Extracted data entries:
________
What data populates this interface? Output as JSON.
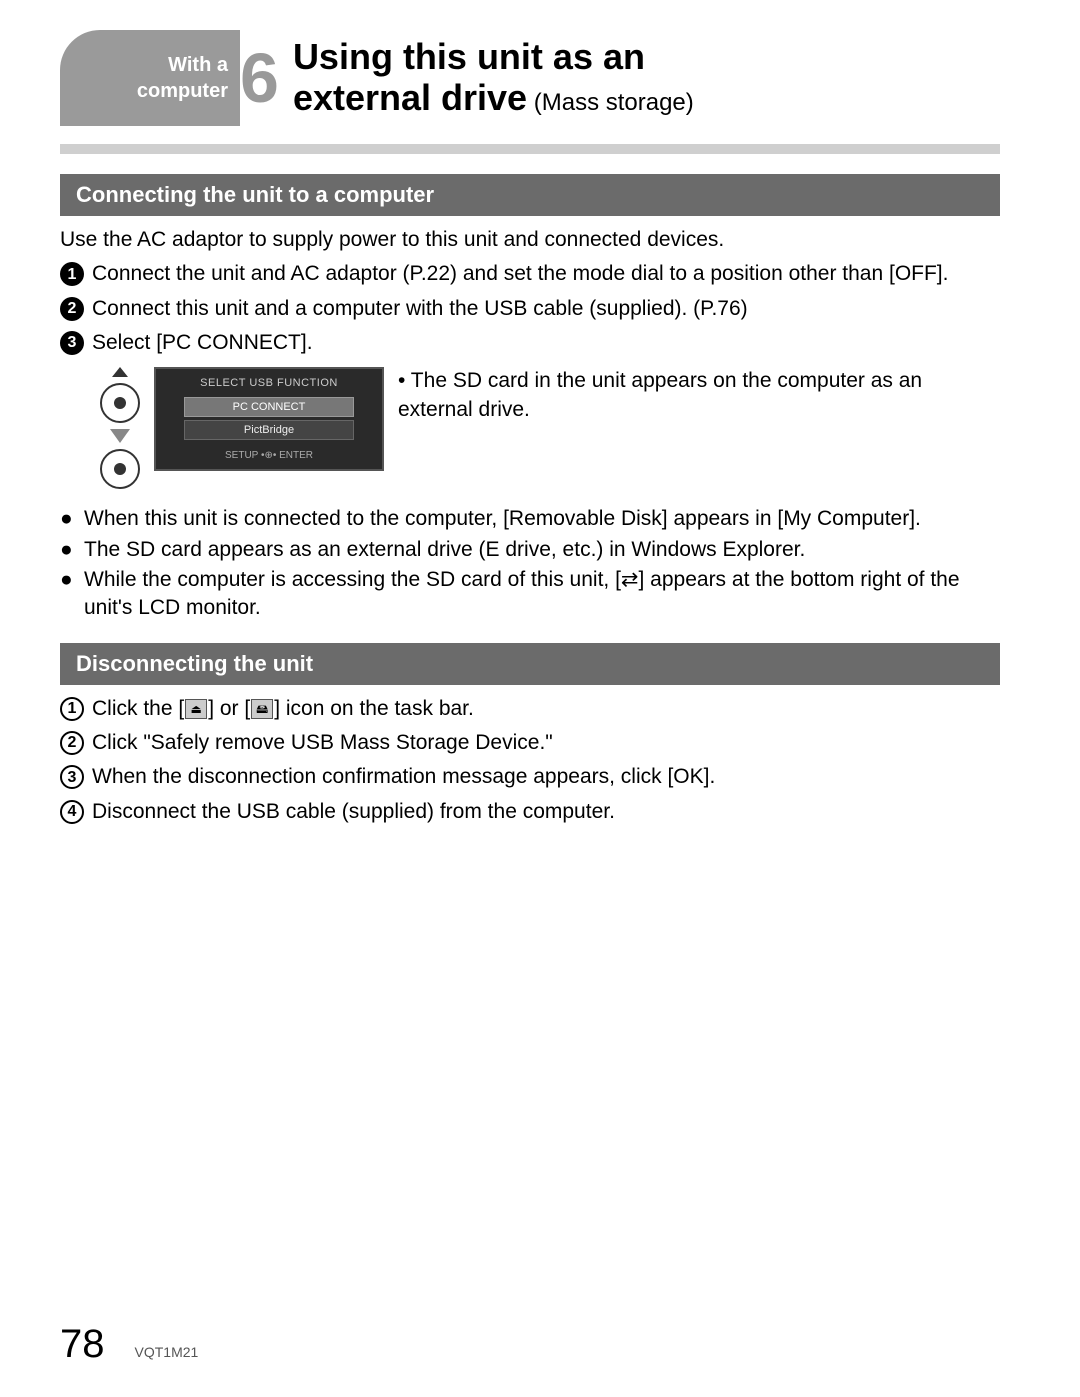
{
  "header": {
    "category_line1": "With a",
    "category_line2": "computer",
    "chapter_number": "6",
    "title_line1": "Using this unit as an",
    "title_line2": "external drive",
    "title_suffix": " (Mass storage)"
  },
  "section1": {
    "heading": "Connecting the unit to a computer",
    "intro": "Use the AC adaptor to supply power to this unit and connected devices.",
    "steps": [
      "Connect the unit and AC adaptor (P.22) and set the mode dial to a position other than [OFF].",
      "Connect this unit and a computer with the USB cable (supplied). (P.76)",
      "Select [PC CONNECT]."
    ],
    "lcd": {
      "title": "SELECT USB FUNCTION",
      "option_selected": "PC CONNECT",
      "option_other": "PictBridge",
      "footer": "SETUP •⊕• ENTER"
    },
    "side_note": "• The SD card in the unit appears on the computer as an external drive.",
    "bullets": [
      "When this unit is connected to the computer, [Removable Disk] appears in [My Computer].",
      "The SD card appears as an external drive (E drive, etc.) in Windows Explorer.",
      "While the computer is accessing the SD card of this unit, [⇄] appears at the bottom right of the unit's LCD monitor."
    ]
  },
  "section2": {
    "heading": "Disconnecting the unit",
    "step1_prefix": "Click the [",
    "step1_mid": "] or [",
    "step1_suffix": "] icon on the task bar.",
    "steps_rest": [
      "Click \"Safely remove USB Mass Storage Device.\"",
      "When the disconnection confirmation message appears, click [OK].",
      "Disconnect the USB cable (supplied) from the computer."
    ]
  },
  "footer": {
    "page_number": "78",
    "doc_code": "VQT1M21"
  },
  "colors": {
    "tab_gray": "#9a9a9a",
    "section_bar": "#6b6b6b",
    "underline": "#cfcfcf"
  }
}
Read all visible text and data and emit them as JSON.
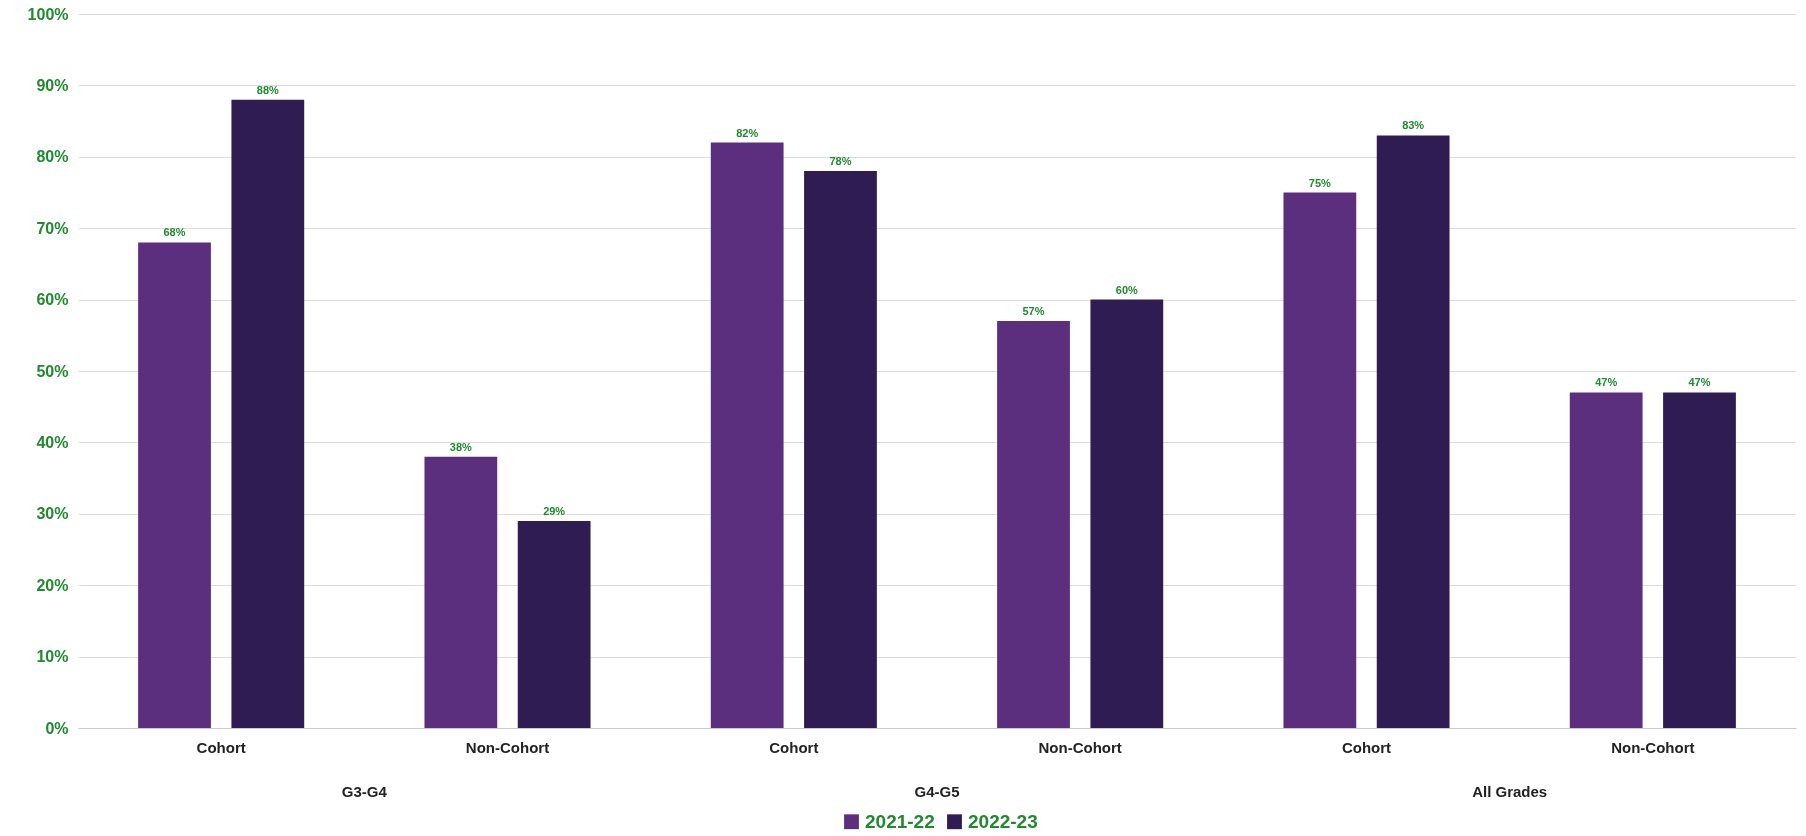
{
  "chart_data": {
    "type": "bar",
    "categories": [
      "Cohort",
      "Non-Cohort",
      "Cohort",
      "Non-Cohort",
      "Cohort",
      "Non-Cohort"
    ],
    "series": [
      {
        "name": "2021-22",
        "color": "#5b2f7d",
        "values": [
          68,
          38,
          82,
          57,
          75,
          47
        ],
        "value_labels": [
          "68%",
          "38%",
          "82%",
          "57%",
          "75%",
          "47%"
        ]
      },
      {
        "name": "2022-23",
        "color": "#2e1c52",
        "values": [
          88,
          29,
          78,
          60,
          83,
          47
        ],
        "value_labels": [
          "88%",
          "29%",
          "78%",
          "60%",
          "83%",
          "47%"
        ]
      }
    ],
    "annotations": [
      "G3-G4",
      "G4-G5",
      "All Grades"
    ],
    "ylim": [
      0,
      100
    ],
    "yticks": [
      {
        "value": 0,
        "label": "0%"
      },
      {
        "value": 10,
        "label": "10%"
      },
      {
        "value": 20,
        "label": "20%"
      },
      {
        "value": 30,
        "label": "30%"
      },
      {
        "value": 40,
        "label": "40%"
      },
      {
        "value": 50,
        "label": "50%"
      },
      {
        "value": 60,
        "label": "60%"
      },
      {
        "value": 70,
        "label": "70%"
      },
      {
        "value": 80,
        "label": "80%"
      },
      {
        "value": 90,
        "label": "90%"
      },
      {
        "value": 100,
        "label": "100%"
      }
    ],
    "grid": "y",
    "legend": "bottom"
  }
}
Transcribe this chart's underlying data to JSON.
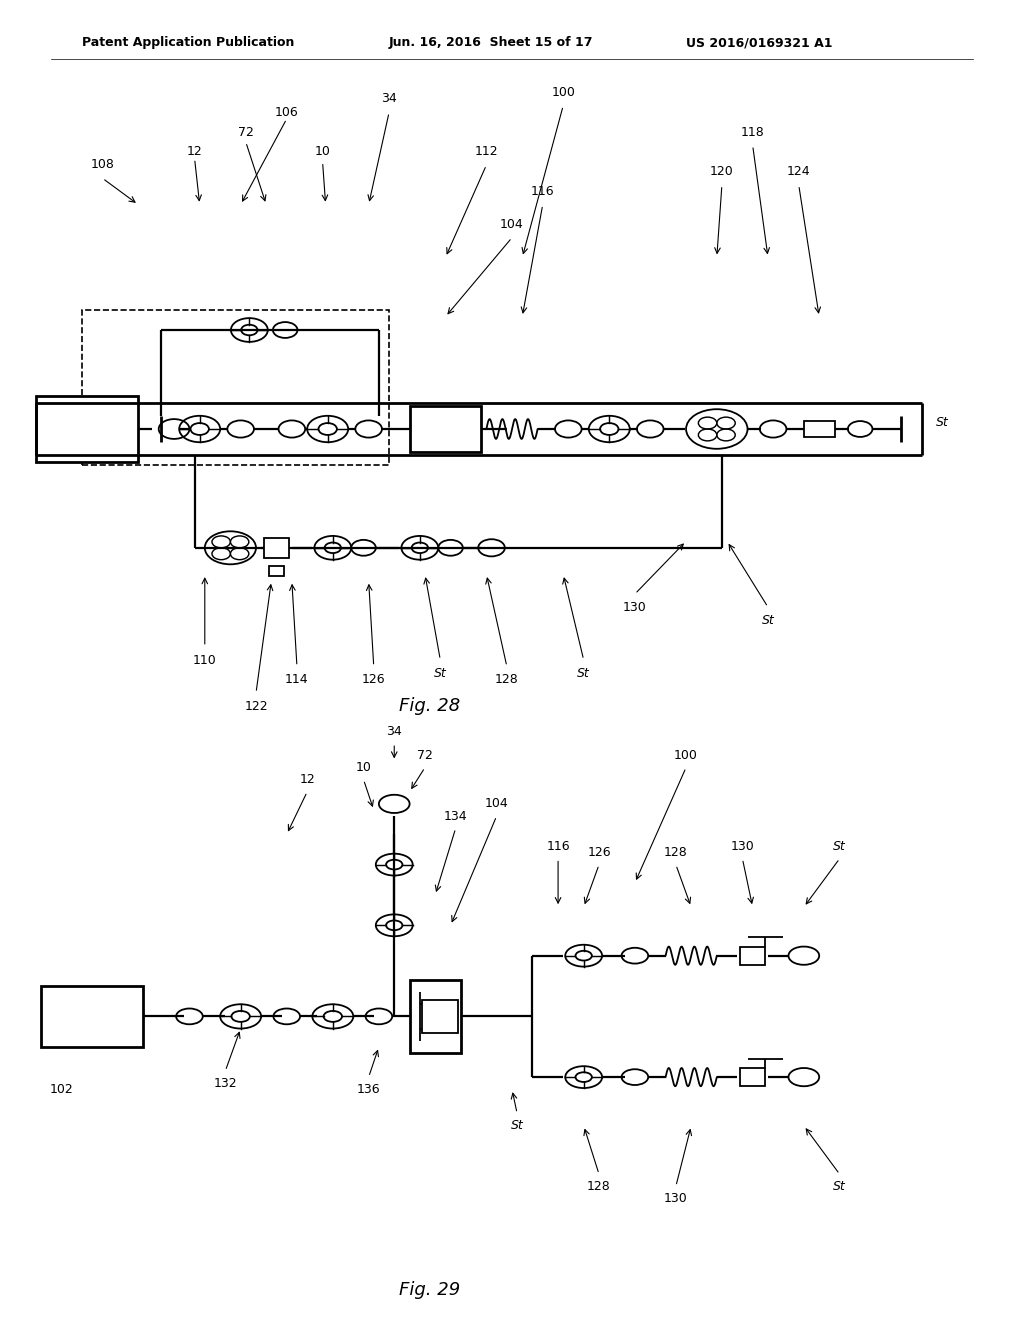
{
  "bg_color": "#ffffff",
  "header_text": "Patent Application Publication",
  "header_date": "Jun. 16, 2016  Sheet 15 of 17",
  "header_patent": "US 2016/0169321 A1",
  "fig28_label": "Fig. 28",
  "fig29_label": "Fig. 29"
}
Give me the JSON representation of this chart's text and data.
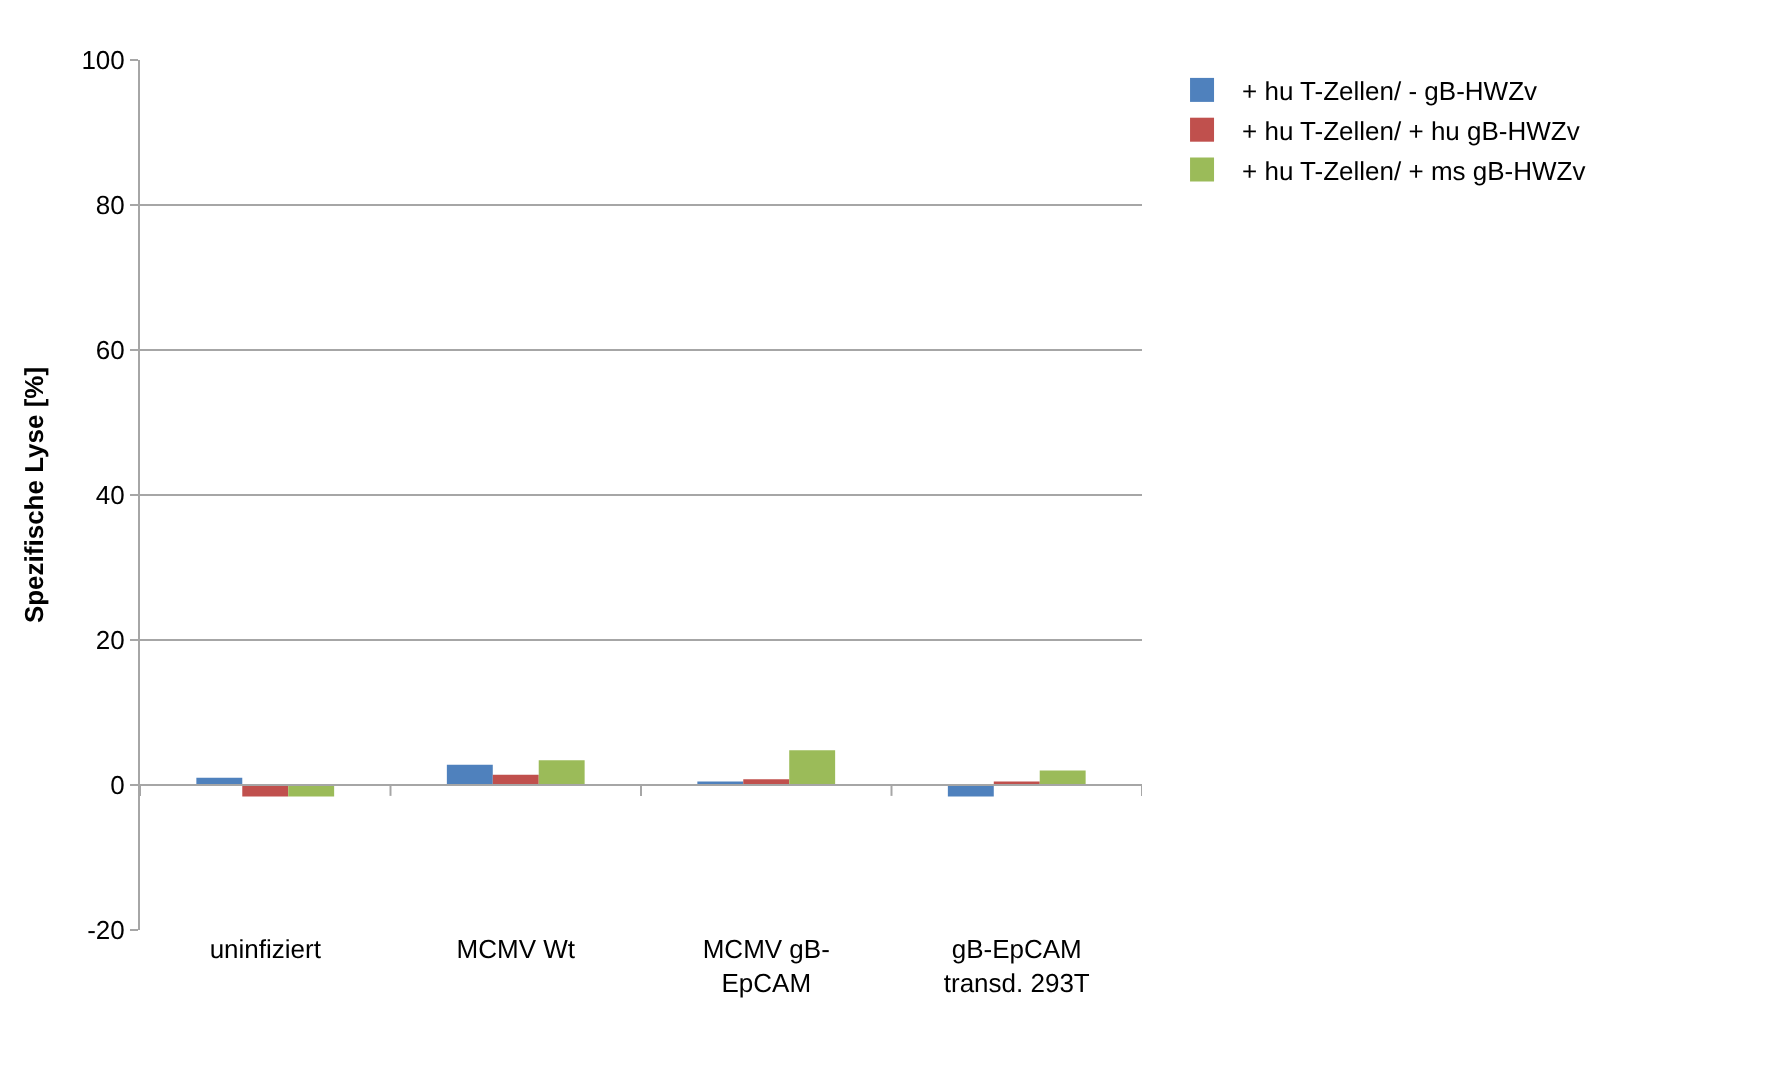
{
  "chart_data": {
    "type": "bar",
    "ylabel": "Spezifische Lyse [%]",
    "categories": [
      "uninfiziert",
      "MCMV Wt",
      "MCMV gB-\nEpCAM",
      "gB-EpCAM\ntransd. 293T"
    ],
    "series": [
      {
        "name": "+ hu T-Zellen/ - gB-HWZv",
        "color": "#4f81bd",
        "values": [
          1.0,
          2.8,
          0.5,
          -1.6
        ]
      },
      {
        "name": "+ hu T-Zellen/ + hu gB-HWZv",
        "color": "#c0504d",
        "values": [
          -1.6,
          1.4,
          0.8,
          0.5
        ]
      },
      {
        "name": "+ hu T-Zellen/ + ms gB-HWZv",
        "color": "#9bbb59",
        "values": [
          -1.6,
          3.4,
          4.8,
          2.0
        ]
      }
    ],
    "ylim": [
      -20,
      100
    ],
    "yticks": [
      -20,
      0,
      20,
      40,
      60,
      80,
      100
    ],
    "grid": "y",
    "legend": "top right"
  }
}
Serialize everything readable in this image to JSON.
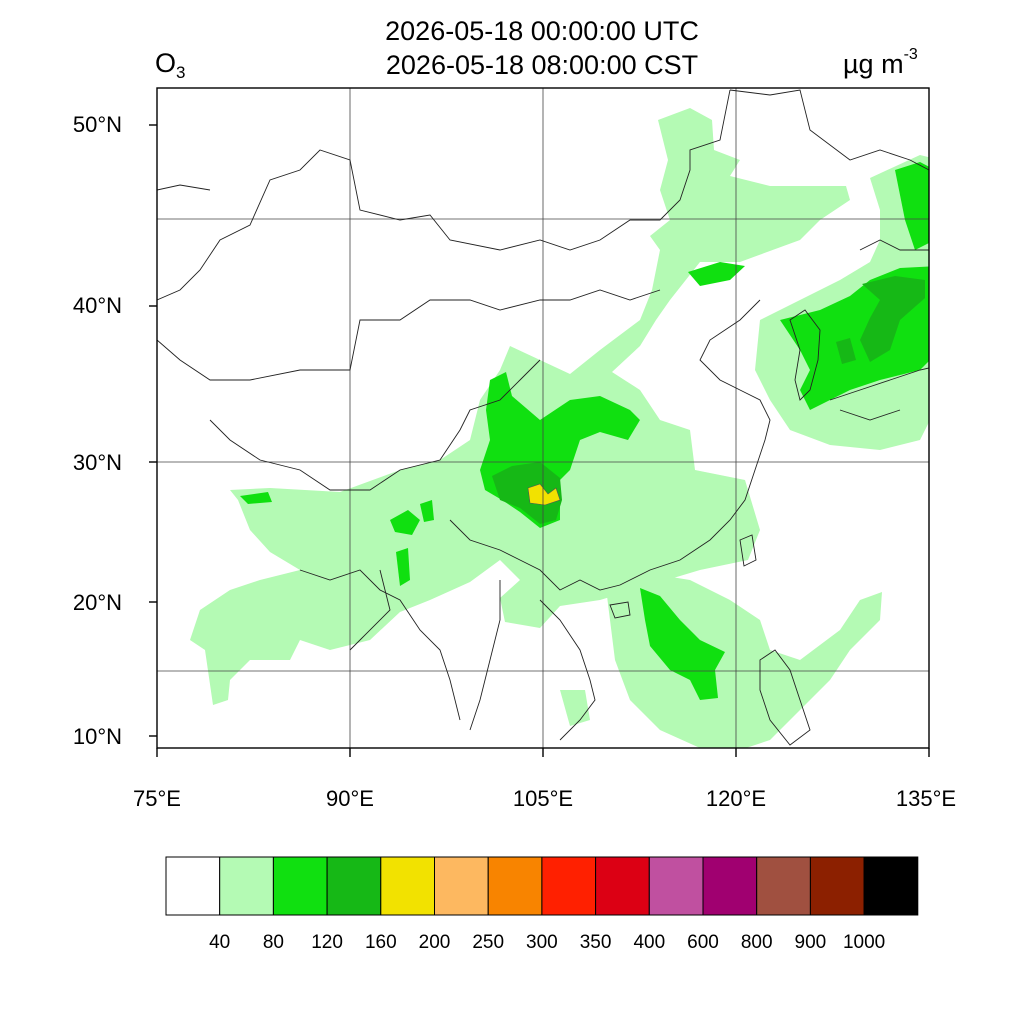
{
  "header": {
    "time_utc": "2026-05-18 00:00:00 UTC",
    "time_local": "2026-05-18 08:00:00 CST",
    "variable": "O",
    "variable_sub": "3",
    "unit": "µg m",
    "unit_sup": "-3"
  },
  "map": {
    "lat_labels": [
      "50°N",
      "40°N",
      "30°N",
      "20°N",
      "10°N"
    ],
    "lon_labels": [
      "75°E",
      "90°E",
      "105°E",
      "120°E",
      "135°E"
    ],
    "colors": {
      "light_green": "#b4fab4",
      "green": "#10e010",
      "dark_green": "#16b816",
      "yellow": "#f2e200"
    }
  },
  "colorbar": {
    "labels": [
      "40",
      "80",
      "120",
      "160",
      "200",
      "250",
      "300",
      "350",
      "400",
      "600",
      "800",
      "900",
      "1000"
    ],
    "colors": [
      "#ffffff",
      "#b4fab4",
      "#10e010",
      "#16b816",
      "#f2e200",
      "#fdb860",
      "#f88400",
      "#ff2000",
      "#dc0014",
      "#c050a0",
      "#a00070",
      "#a05040",
      "#8c2000",
      "#000000"
    ]
  }
}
________
Where a line in the material contains "Zellen", copy that line.

        "name": "+ hu T-Zellen/ - gB-HWZv",
        "name": "+ hu T-Zellen/ + hu gB-HWZv",
        "name": "+ hu T-Zellen/ + ms gB-HWZv",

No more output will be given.